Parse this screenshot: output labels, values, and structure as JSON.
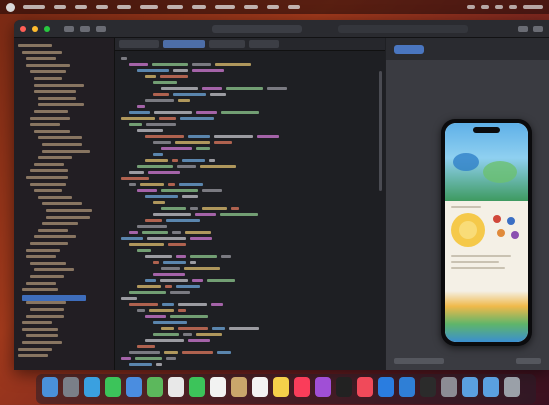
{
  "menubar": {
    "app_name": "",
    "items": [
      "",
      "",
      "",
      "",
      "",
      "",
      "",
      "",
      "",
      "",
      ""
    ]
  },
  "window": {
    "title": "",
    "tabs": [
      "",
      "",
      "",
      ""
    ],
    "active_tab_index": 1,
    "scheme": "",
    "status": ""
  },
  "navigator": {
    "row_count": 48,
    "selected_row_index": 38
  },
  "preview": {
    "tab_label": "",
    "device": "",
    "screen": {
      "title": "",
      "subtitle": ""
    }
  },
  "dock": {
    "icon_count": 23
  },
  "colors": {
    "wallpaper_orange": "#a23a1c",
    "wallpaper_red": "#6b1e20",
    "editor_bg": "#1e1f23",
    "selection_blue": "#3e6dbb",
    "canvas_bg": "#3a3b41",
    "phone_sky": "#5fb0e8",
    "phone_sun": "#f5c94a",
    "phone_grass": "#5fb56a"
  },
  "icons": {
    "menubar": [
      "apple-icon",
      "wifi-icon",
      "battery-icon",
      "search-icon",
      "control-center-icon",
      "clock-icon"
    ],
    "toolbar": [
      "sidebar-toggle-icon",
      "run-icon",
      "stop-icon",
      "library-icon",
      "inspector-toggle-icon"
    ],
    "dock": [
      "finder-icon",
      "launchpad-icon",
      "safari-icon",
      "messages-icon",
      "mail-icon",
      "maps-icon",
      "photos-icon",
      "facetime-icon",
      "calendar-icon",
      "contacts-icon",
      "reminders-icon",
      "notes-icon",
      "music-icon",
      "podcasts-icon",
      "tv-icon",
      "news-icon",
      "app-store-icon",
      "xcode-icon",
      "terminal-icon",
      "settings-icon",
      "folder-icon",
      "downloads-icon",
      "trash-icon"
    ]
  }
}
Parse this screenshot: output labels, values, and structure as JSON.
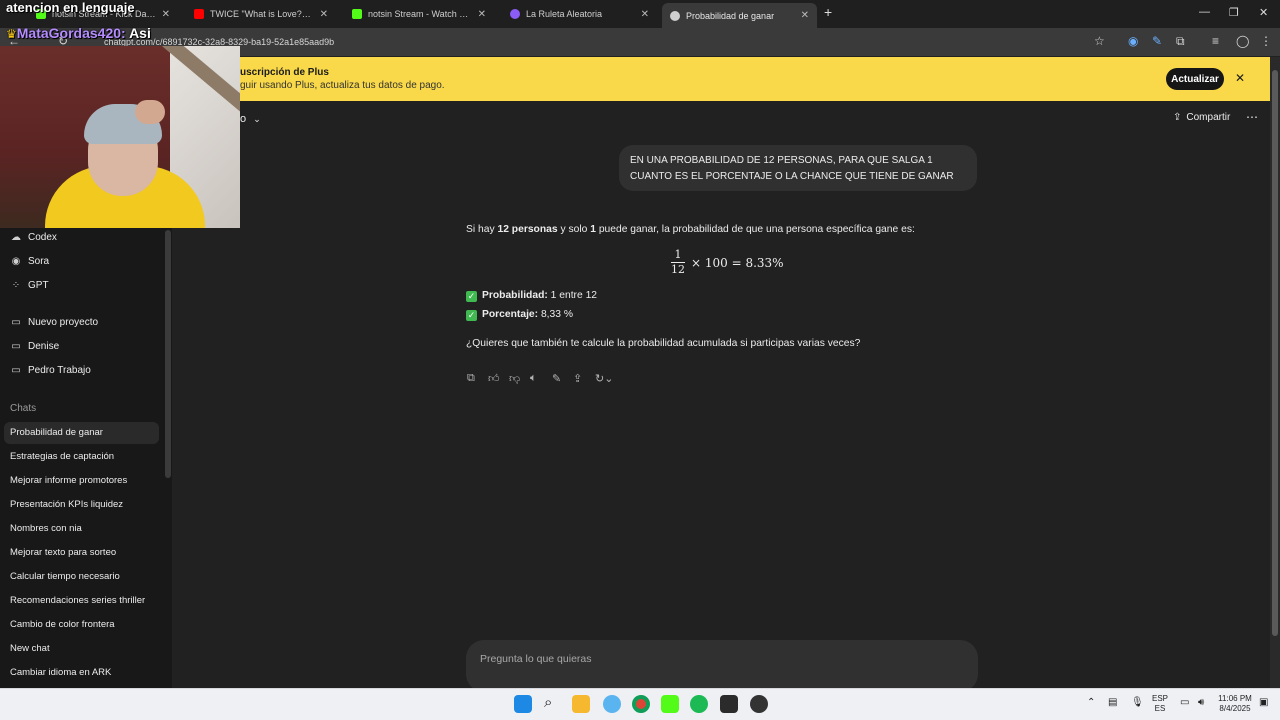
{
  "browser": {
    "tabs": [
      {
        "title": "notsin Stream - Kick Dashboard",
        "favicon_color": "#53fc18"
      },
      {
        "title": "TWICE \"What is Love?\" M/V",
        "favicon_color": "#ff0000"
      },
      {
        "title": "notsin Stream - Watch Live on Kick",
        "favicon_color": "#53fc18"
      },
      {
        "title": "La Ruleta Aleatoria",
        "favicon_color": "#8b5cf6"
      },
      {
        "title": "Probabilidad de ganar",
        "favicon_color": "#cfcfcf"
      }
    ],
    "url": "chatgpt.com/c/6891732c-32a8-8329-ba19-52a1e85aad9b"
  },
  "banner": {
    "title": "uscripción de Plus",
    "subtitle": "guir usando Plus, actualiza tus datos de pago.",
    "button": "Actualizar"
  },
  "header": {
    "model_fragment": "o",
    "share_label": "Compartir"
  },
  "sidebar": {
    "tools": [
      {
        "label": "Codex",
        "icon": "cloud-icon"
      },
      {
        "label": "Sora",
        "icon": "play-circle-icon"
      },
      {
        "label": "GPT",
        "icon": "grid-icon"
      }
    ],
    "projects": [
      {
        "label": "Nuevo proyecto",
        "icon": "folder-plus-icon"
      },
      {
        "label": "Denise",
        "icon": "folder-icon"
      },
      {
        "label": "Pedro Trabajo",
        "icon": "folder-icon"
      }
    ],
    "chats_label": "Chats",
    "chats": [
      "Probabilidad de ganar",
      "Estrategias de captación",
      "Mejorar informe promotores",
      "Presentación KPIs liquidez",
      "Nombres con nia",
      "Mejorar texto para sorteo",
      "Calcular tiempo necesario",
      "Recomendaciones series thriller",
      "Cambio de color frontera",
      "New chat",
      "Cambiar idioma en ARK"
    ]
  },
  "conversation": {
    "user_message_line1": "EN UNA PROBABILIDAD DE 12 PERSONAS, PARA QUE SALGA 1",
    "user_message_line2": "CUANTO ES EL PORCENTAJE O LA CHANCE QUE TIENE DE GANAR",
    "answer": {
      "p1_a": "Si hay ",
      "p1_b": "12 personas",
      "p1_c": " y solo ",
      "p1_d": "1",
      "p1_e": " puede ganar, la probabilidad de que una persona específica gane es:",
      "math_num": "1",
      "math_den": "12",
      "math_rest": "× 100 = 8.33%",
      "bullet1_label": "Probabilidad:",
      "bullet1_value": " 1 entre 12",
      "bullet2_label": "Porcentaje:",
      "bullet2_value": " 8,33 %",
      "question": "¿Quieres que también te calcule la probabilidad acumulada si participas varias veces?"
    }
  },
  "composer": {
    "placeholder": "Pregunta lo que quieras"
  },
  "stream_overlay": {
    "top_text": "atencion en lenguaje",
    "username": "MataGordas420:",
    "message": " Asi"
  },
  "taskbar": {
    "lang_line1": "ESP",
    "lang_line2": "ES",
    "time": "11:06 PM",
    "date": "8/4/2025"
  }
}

• • •

Omit the pictures, then output the rest of the listing exactly.

Parse this screenshot: output labels, values, and structure as JSON.
{
  "menubar": {
    "app_name": "",
    "items": [
      "",
      "",
      "",
      "",
      "",
      "",
      "",
      "",
      "",
      "",
      ""
    ]
  },
  "window": {
    "title": "",
    "tabs": [
      "",
      "",
      "",
      ""
    ],
    "active_tab_index": 1,
    "scheme": "",
    "status": ""
  },
  "navigator": {
    "row_count": 48,
    "selected_row_index": 38
  },
  "preview": {
    "tab_label": "",
    "device": "",
    "screen": {
      "title": "",
      "subtitle": ""
    }
  },
  "dock": {
    "icon_count": 23
  },
  "colors": {
    "wallpaper_orange": "#a23a1c",
    "wallpaper_red": "#6b1e20",
    "editor_bg": "#1e1f23",
    "selection_blue": "#3e6dbb",
    "canvas_bg": "#3a3b41",
    "phone_sky": "#5fb0e8",
    "phone_sun": "#f5c94a",
    "phone_grass": "#5fb56a"
  },
  "icons": {
    "menubar": [
      "apple-icon",
      "wifi-icon",
      "battery-icon",
      "search-icon",
      "control-center-icon",
      "clock-icon"
    ],
    "toolbar": [
      "sidebar-toggle-icon",
      "run-icon",
      "stop-icon",
      "library-icon",
      "inspector-toggle-icon"
    ],
    "dock": [
      "finder-icon",
      "launchpad-icon",
      "safari-icon",
      "messages-icon",
      "mail-icon",
      "maps-icon",
      "photos-icon",
      "facetime-icon",
      "calendar-icon",
      "contacts-icon",
      "reminders-icon",
      "notes-icon",
      "music-icon",
      "podcasts-icon",
      "tv-icon",
      "news-icon",
      "app-store-icon",
      "xcode-icon",
      "terminal-icon",
      "settings-icon",
      "folder-icon",
      "downloads-icon",
      "trash-icon"
    ]
  }
}
Parse this screenshot: output labels, values, and structure as JSON.
{
  "browser": {
    "tabs": [
      {
        "title": "notsin Stream - Kick Dashboard",
        "favicon_color": "#53fc18"
      },
      {
        "title": "TWICE \"What is Love?\" M/V",
        "favicon_color": "#ff0000"
      },
      {
        "title": "notsin Stream - Watch Live on Kick",
        "favicon_color": "#53fc18"
      },
      {
        "title": "La Ruleta Aleatoria",
        "favicon_color": "#8b5cf6"
      },
      {
        "title": "Probabilidad de ganar",
        "favicon_color": "#cfcfcf"
      }
    ],
    "url": "chatgpt.com/c/6891732c-32a8-8329-ba19-52a1e85aad9b"
  },
  "banner": {
    "title": "uscripción de Plus",
    "subtitle": "guir usando Plus, actualiza tus datos de pago.",
    "button": "Actualizar"
  },
  "header": {
    "model_fragment": "o",
    "share_label": "Compartir"
  },
  "sidebar": {
    "tools": [
      {
        "label": "Codex",
        "icon": "cloud-icon"
      },
      {
        "label": "Sora",
        "icon": "play-circle-icon"
      },
      {
        "label": "GPT",
        "icon": "grid-icon"
      }
    ],
    "projects": [
      {
        "label": "Nuevo proyecto",
        "icon": "folder-plus-icon"
      },
      {
        "label": "Denise",
        "icon": "folder-icon"
      },
      {
        "label": "Pedro Trabajo",
        "icon": "folder-icon"
      }
    ],
    "chats_label": "Chats",
    "chats": [
      "Probabilidad de ganar",
      "Estrategias de captación",
      "Mejorar informe promotores",
      "Presentación KPIs liquidez",
      "Nombres con nia",
      "Mejorar texto para sorteo",
      "Calcular tiempo necesario",
      "Recomendaciones series thriller",
      "Cambio de color frontera",
      "New chat",
      "Cambiar idioma en ARK"
    ]
  },
  "conversation": {
    "user_message_line1": "EN UNA PROBABILIDAD DE 12 PERSONAS, PARA QUE SALGA 1",
    "user_message_line2": "CUANTO ES EL PORCENTAJE O LA CHANCE QUE TIENE DE GANAR",
    "answer": {
      "p1_a": "Si hay ",
      "p1_b": "12 personas",
      "p1_c": " y solo ",
      "p1_d": "1",
      "p1_e": " puede ganar, la probabilidad de que una persona específica gane es:",
      "math_num": "1",
      "math_den": "12",
      "math_rest": "× 100 = 8.33%",
      "bullet1_label": "Probabilidad:",
      "bullet1_value": " 1 entre 12",
      "bullet2_label": "Porcentaje:",
      "bullet2_value": " 8,33 %",
      "question": "¿Quieres que también te calcule la probabilidad acumulada si participas varias veces?"
    }
  },
  "composer": {
    "placeholder": "Pregunta lo que quieras"
  },
  "stream_overlay": {
    "top_text": "atencion en lenguaje",
    "username": "MataGordas420:",
    "message": " Asi"
  },
  "taskbar": {
    "lang_line1": "ESP",
    "lang_line2": "ES",
    "time": "11:06 PM",
    "date": "8/4/2025"
  }
}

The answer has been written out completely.